■ Excerpted passage:
· · · ·
# Curt's 66 gto resto



## curtdan62 (Oct 27, 2010)

I would first like to start off my saying this is a great site. I have been a member since 2010, but haven't posted that often. I would usually just search around and look at all the work others were doing to their classic GTO's. Well today I would like to add my car to the mix. My GTO was the first car I ever owned. Bought it at the age of 19 and paid 400 dollars for it back in 1981 or so. Drove it for a while, got married, had kids, bought a house, got divorced and became a single father, You know the story. Most of this time the car sat. Well this past summer my current wife and I decided to build a garage. Last Friday the 17th of February I was able to literally drag(left rear is locked) it into the garage and begin my assessment. I also have to say at one point I did take it to a shop to have floors and trunk put it. After looking at what was done I think I could have done just as good a job as they did.. Anyway. here is what I am starting with


































































overall I don't think its too bad.. Oh yes I almost forgot, the small block Chevy will be pulled.


----------



## FlambeauHO (Nov 24, 2011)

Looks like a great project! Look forward to seeing the progress!


----------



## ppurfield001 (Jan 21, 2008)

Good luck with your restoration. Get a Pontiac power plant in there!


----------



## BearGFR (Aug 25, 2008)

Welcome sir, your story sounds very similar to mine. If I can do it, so can you 

Bear


----------



## Instg8ter (Sep 28, 2010)

Man i would kill to still have my first car around to restore (69' firebird back in 80'), am keeping my eye out for a deal on a roller. Dive in and ask us if you get stumped, just finished my 66' Tempest Custom in April, lots of photos on my photobucket if you need any references.....:cheers


----------



## curtdan62 (Oct 27, 2010)

Thanks for the well wishes with it. I have kind of given myself 2 years to try to get it back on the road. A lot will depend on what I when I get it completely torn apart. I have already spent a few late nights in the garage this week. This is what I have found so far


































































Overall not too bad.. was expecting much worse.


----------



## Instg8ter (Sep 28, 2010)

i see some welding in your future, check out "Thumpin455" threads in a search, he goes through most all of what you will be in store for.


----------



## facn8me (Jul 30, 2011)
· · · ·
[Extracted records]

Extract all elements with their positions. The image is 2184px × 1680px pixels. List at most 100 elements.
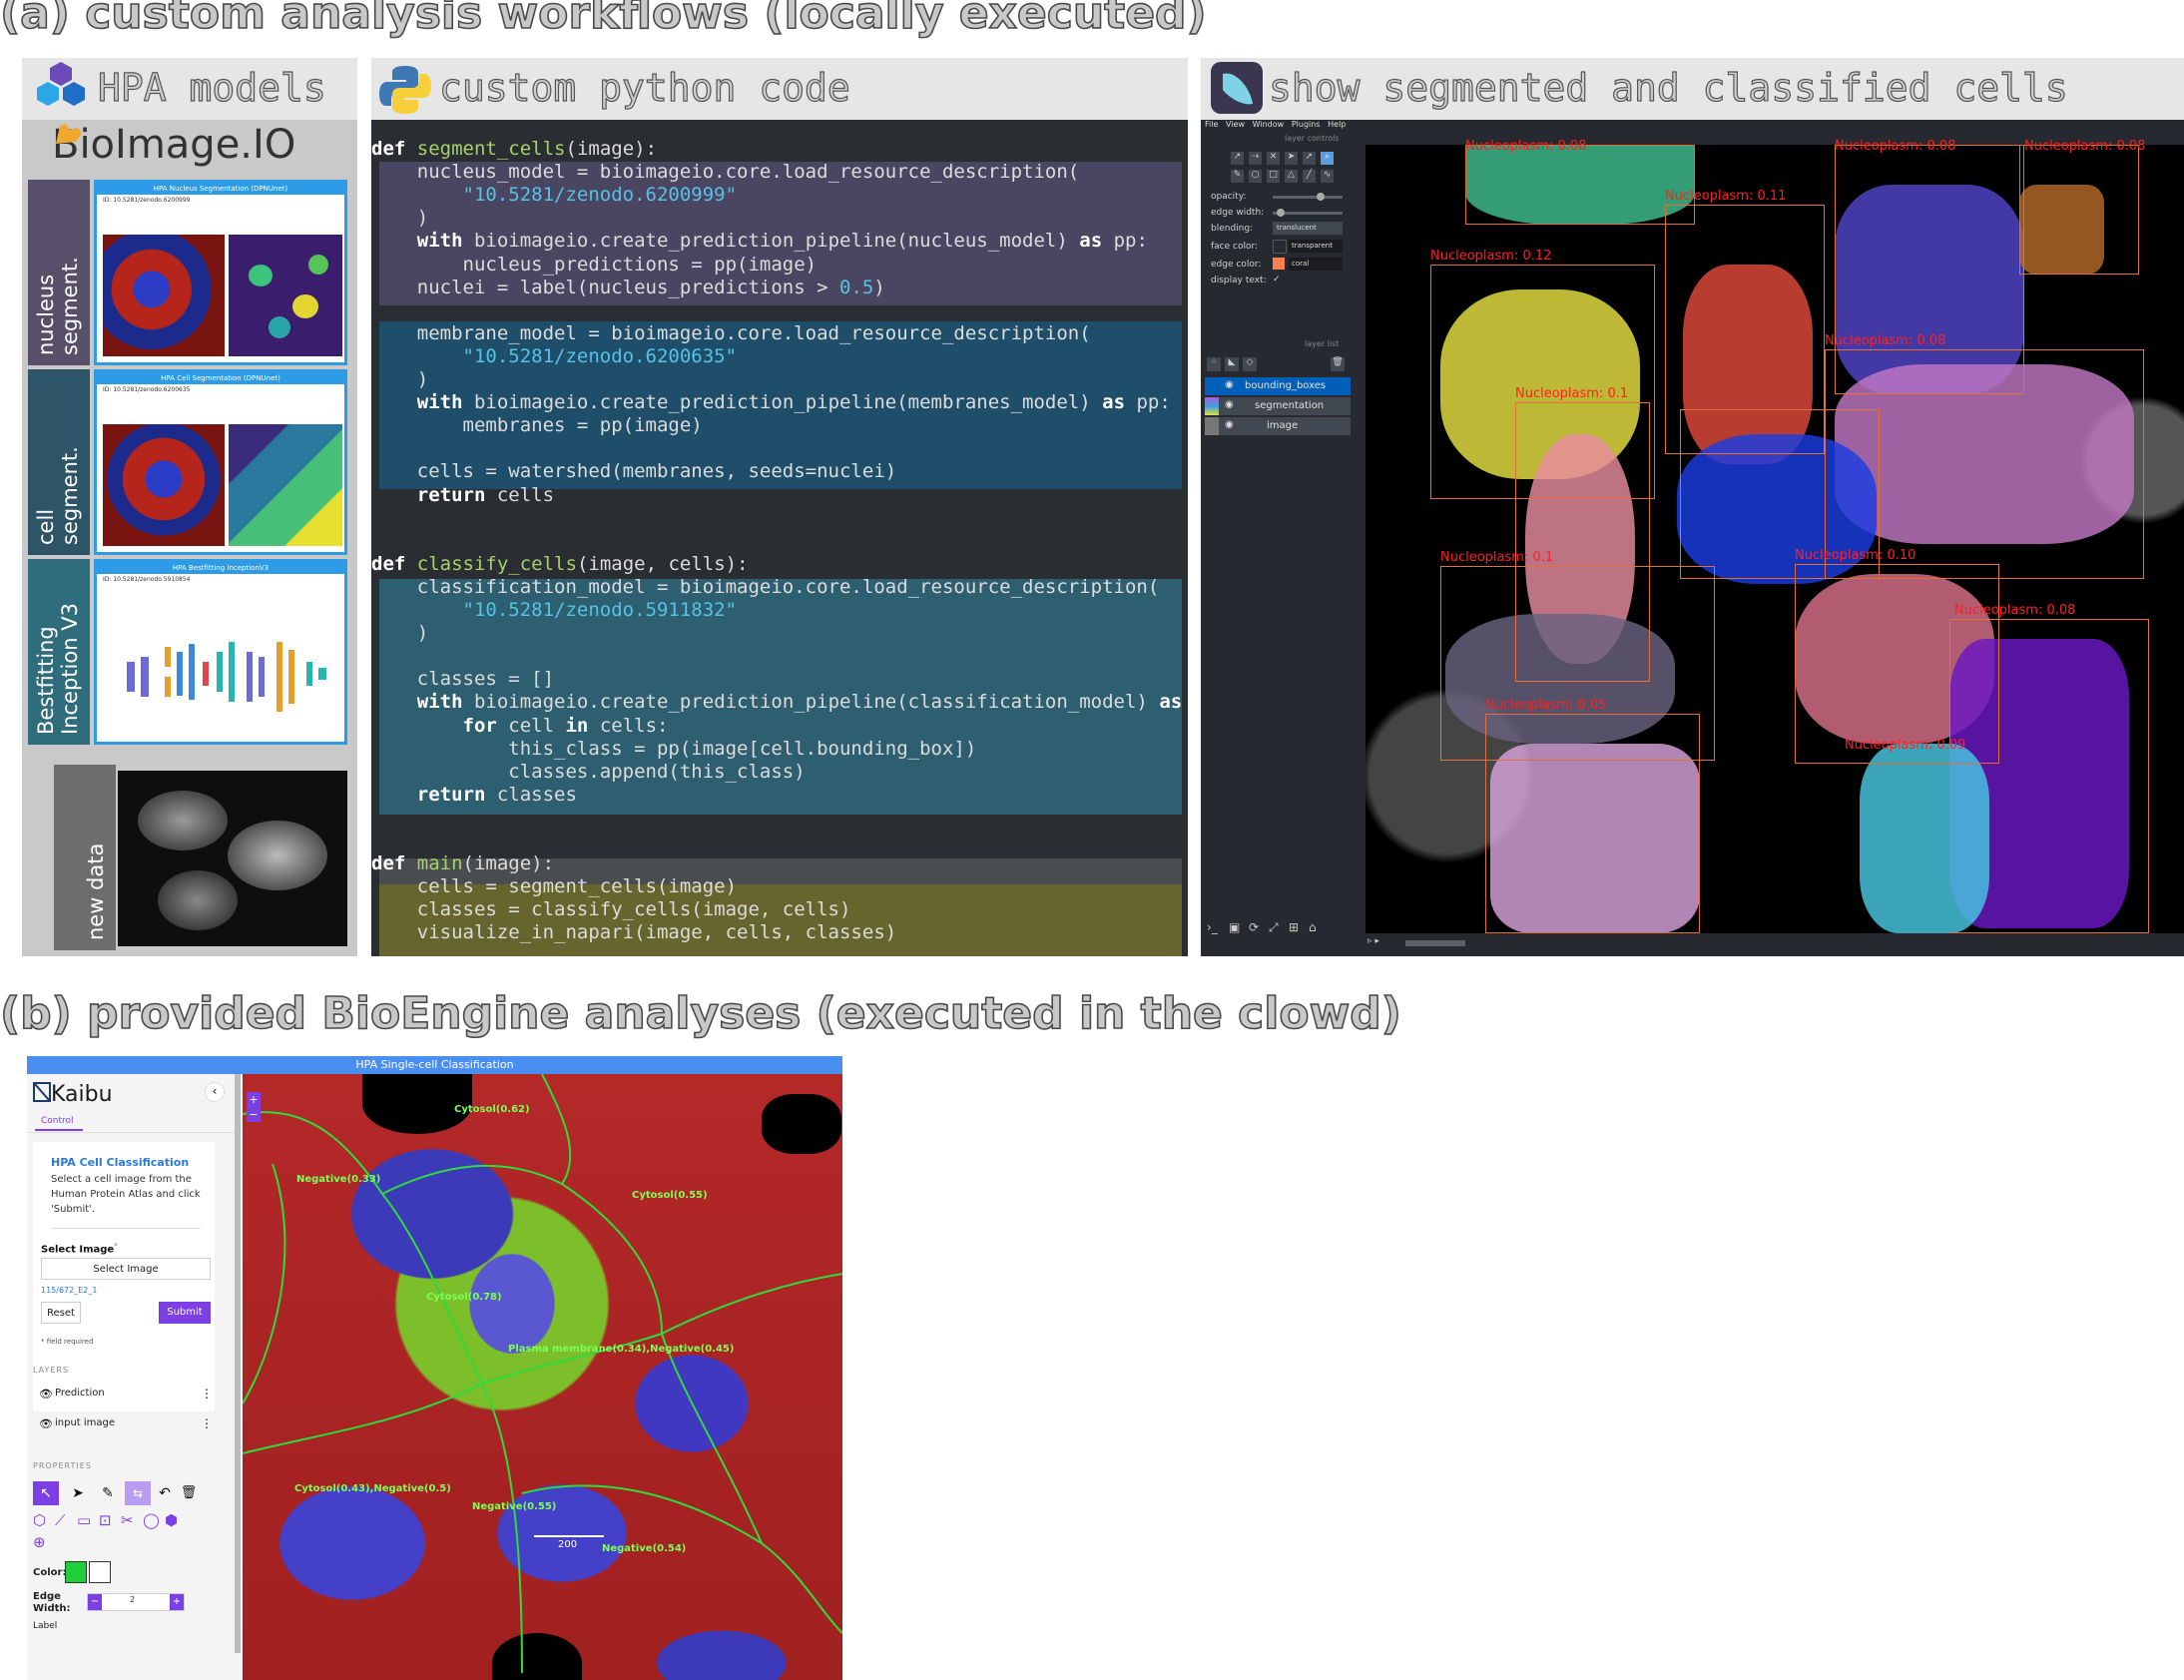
stroke-color-swatch[interactable] <box>65 1561 87 1583</box>
menu-window[interactable]: Window <box>1253 120 1285 129</box>
select-image-button[interactable]: Select Image <box>41 1258 211 1280</box>
zoom-in-button[interactable]: + <box>247 1092 261 1107</box>
modify-icon[interactable]: ⇆ <box>125 1481 151 1505</box>
edge-width-slider[interactable] <box>1273 209 1343 217</box>
viewer-buttons: ›_ ▣ ⟳ ⤢ ⊞ ⌂ <box>1205 920 1351 940</box>
select-icon[interactable]: ➚ <box>1303 152 1316 165</box>
blending-select[interactable]: translucent <box>1273 222 1343 235</box>
add-point-icon[interactable]: ↗ <box>1231 152 1244 165</box>
collapse-sidebar-button[interactable]: ‹ <box>205 1082 225 1102</box>
home-icon[interactable]: ⌂ <box>1309 920 1317 934</box>
undo-icon[interactable]: ↶ <box>155 1481 175 1505</box>
triangle-icon[interactable]: △ <box>1285 170 1298 183</box>
hexagon-icon[interactable]: ⬢ <box>165 1511 178 1529</box>
cut-icon[interactable]: ✂ <box>121 1511 134 1529</box>
edge-width-value[interactable]: 2 <box>130 1595 135 1604</box>
submit-button[interactable]: Submit <box>159 1302 211 1324</box>
delete-layer-icon[interactable]: 🗑 <box>1331 357 1345 371</box>
tab-bestfitting[interactable]: Bestfitting Inception V3 <box>28 559 90 745</box>
ndisplay-icon[interactable]: ▣ <box>1229 920 1240 934</box>
new-shapes-layer-icon[interactable]: ◣ <box>1225 357 1239 371</box>
nucleus-input-image <box>103 235 225 356</box>
console-icon[interactable]: ›_ <box>1207 920 1218 934</box>
increment-button[interactable]: + <box>170 1594 184 1610</box>
class-label: Nucleoplasm: 0.10 <box>1795 548 1916 563</box>
new-labels-layer-icon[interactable]: ◇ <box>1243 357 1257 371</box>
opacity-slider[interactable] <box>1273 193 1343 201</box>
grid-icon[interactable]: ⊞ <box>1289 920 1299 934</box>
layer-item-input-image[interactable]: 👁 input image ⋮ <box>35 1413 215 1437</box>
display-text-checkbox[interactable]: ✓ <box>1273 275 1281 284</box>
card-title: HPA Cell Segmentation (DPNUnet) <box>97 372 344 384</box>
select-direct-icon[interactable]: ➤ <box>1285 152 1298 165</box>
menu-plugins[interactable]: Plugins <box>1292 120 1321 129</box>
eye-icon[interactable]: 👁 <box>39 1388 53 1400</box>
fill-color-swatch[interactable] <box>89 1561 111 1583</box>
napari-canvas[interactable]: Nucleoplasm: 0.08 Nucleoplasm: 0.08 Nucl… <box>1365 139 2184 933</box>
zoom-out-button[interactable]: − <box>247 1107 261 1122</box>
decrement-button[interactable]: − <box>88 1594 102 1610</box>
edge-width-stepper[interactable]: − 2 + <box>87 1593 185 1611</box>
more-vert-icon[interactable]: ⋮ <box>201 1387 213 1400</box>
more-vert-icon[interactable]: ⋮ <box>201 1416 213 1430</box>
layer-row-segmentation[interactable]: ◉ segmentation <box>1205 397 1351 415</box>
transpose-icon[interactable]: ⤢ <box>1269 920 1279 935</box>
box-icon[interactable]: ⊡ <box>99 1511 112 1529</box>
model-card-nucleus[interactable]: HPA Nucleus Segmentation (DPNUnet) ID: 1… <box>94 180 347 365</box>
model-card-bestfitting[interactable]: HPA Bestfitting InceptionV3 ID: 10.5281/… <box>94 559 347 745</box>
layer-row-bounding-boxes[interactable]: ◉ bounding_boxes <box>1205 377 1351 395</box>
code-panel-header: custom python code <box>371 58 1188 120</box>
rectangle-icon[interactable]: □ <box>1267 170 1280 183</box>
tab-control[interactable]: Control <box>35 1116 83 1131</box>
layer-buttons: ⁘ ◣ ◇ 🗑 <box>1205 355 1351 373</box>
tab-cell-segment[interactable]: cell segment. <box>28 369 90 555</box>
zoom-icon[interactable]: ⌕ <box>1321 152 1334 165</box>
line-icon[interactable]: ╱ <box>1303 170 1316 183</box>
delete-icon[interactable]: 🗑 <box>179 1481 199 1505</box>
delete-shape-icon[interactable]: ✕ <box>1267 152 1280 165</box>
tab-new-data[interactable]: new data <box>54 765 116 950</box>
face-color-swatch[interactable] <box>1273 240 1287 254</box>
menu-view[interactable]: View <box>1226 120 1245 129</box>
eye-icon[interactable]: ◉ <box>1225 399 1234 410</box>
select-arrow-icon[interactable]: ↖ <box>33 1481 59 1505</box>
face-color-input[interactable]: transparent <box>1289 240 1343 253</box>
polyline-icon[interactable]: ⟋ <box>55 1511 66 1529</box>
dims-slider-handle[interactable] <box>1405 940 1465 946</box>
sidebar-scrollbar[interactable] <box>235 1074 241 1653</box>
model-card-cell[interactable]: HPA Cell Segmentation (DPNUnet) ID: 10.5… <box>94 369 347 555</box>
eye-icon[interactable]: ◉ <box>1225 379 1234 390</box>
tab-nucleus-segment[interactable]: nucleus segment. <box>28 180 90 365</box>
layer-row-image[interactable]: ◉ image <box>1205 417 1351 435</box>
circle-icon[interactable]: ◯ <box>143 1511 160 1529</box>
layer-item-prediction[interactable]: 👁 Prediction ⋮ <box>35 1384 215 1407</box>
menu-file[interactable]: File <box>1205 120 1218 129</box>
reset-button[interactable]: Reset <box>41 1302 81 1324</box>
play-icon[interactable]: ▹ ▸ <box>1367 936 1379 946</box>
class-label: Nucleoplasm: 0.08 <box>1465 139 1587 154</box>
code-editor[interactable]: def segment_cells(image): nucleus_model … <box>371 120 1188 956</box>
edge-color-input[interactable]: coral <box>1289 258 1343 271</box>
card-description: Select a cell image from the Human Prote… <box>51 1174 201 1215</box>
selected-image-value[interactable]: 115/672_E2_1 <box>41 1286 97 1295</box>
eye-icon[interactable]: 👁 <box>39 1417 53 1430</box>
add-vertex-icon[interactable]: ⇢ <box>1249 152 1262 165</box>
pointer-icon[interactable]: ➤ <box>65 1481 91 1505</box>
code-line: classes.append(this_class) <box>371 760 806 783</box>
rectangle-icon[interactable]: ▭ <box>77 1511 91 1529</box>
new-points-layer-icon[interactable]: ⁘ <box>1207 357 1221 371</box>
pencil-icon[interactable]: ✎ <box>1231 170 1244 183</box>
eye-icon[interactable]: ◉ <box>1225 419 1234 430</box>
roll-icon[interactable]: ⟳ <box>1249 920 1259 934</box>
target-icon[interactable]: ⊕ <box>33 1533 46 1551</box>
polygon-icon[interactable]: ⬡ <box>33 1511 46 1529</box>
code-line: with bioimageio.create_prediction_pipeli… <box>416 230 1148 253</box>
pencil-icon[interactable]: ✎ <box>95 1481 121 1505</box>
menu-help[interactable]: Help <box>1328 120 1346 129</box>
ellipse-icon[interactable]: ○ <box>1249 170 1262 183</box>
path-icon[interactable]: ∿ <box>1321 170 1334 183</box>
cell-image-viewer[interactable]: + − Cytosol(0.62) Negative(0.33) Cytosol… <box>243 1074 842 1680</box>
edge-color-swatch[interactable] <box>1273 258 1285 270</box>
dims-slider[interactable]: ▹ ▸ <box>1365 936 2184 950</box>
select-image-label: Select Image* <box>41 1242 118 1256</box>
· · · ·
■ Written problem A:
Answer these questions from the GTO restoration thread:
(i) How much did curtdan62 pay for the GTO, and at what age?
(ii) How much time has curtdan62 allowed to get the car back on the road?
(iii) What car did Instg8ter finish in April?
■ Written problem B: Carry on the GTO restoration thread from its final line.

■ Response A:
(i) 400 dollars, at age 19
(ii) 2 years
(iii) A 66' Tempest Custom

■ Response B:
Another GTO with a chevy engine... There's a guy looking for his old 396 on here. I don't think he realizes just how common this was back in the day and even now some are putting ls based engines in them. Anyway looks like you got some welding to do. Good luck on the project.


----------



## geeteeohguy (Feb 2, 2008)

Barrier Blue with a Parchment interior...cool color combination. Looks like you have a good starting point!


----------



## Instg8ter (Sep 28, 2010)

Yeah Barrier blue would look sweet with parchment, never seen one. Mine was barrier blue too, now Bahama Blue Metallic, which is a perfect match tone wise with a very fine flake in it.


----------



## curtdan62 (Oct 27, 2010)

Yeah the car was Barrier Blue with the parchment interior. Bucket seats with headrests and passenger recliner and reverb. Car was two speed auto, but have all the components for a 4 speed conversion. I decided to try to get all the parts I wanted before attempting to start anything. Hopefully when its all done it will be 4 speed, power window, tilt column, wood wheel and power driver's seat.


----------



## crustysack (Oct 5, 2008)

nice, welcome to the group, I will also add that if I can do it you can to- Cool that you have had the car since 81( and the ex didnt get it)
Many folks on this site have helped me out immensely to get my car where it is today- Lots of knowledge here and no attitude


----------



## 389tripower65GTO (Feb 2, 2012)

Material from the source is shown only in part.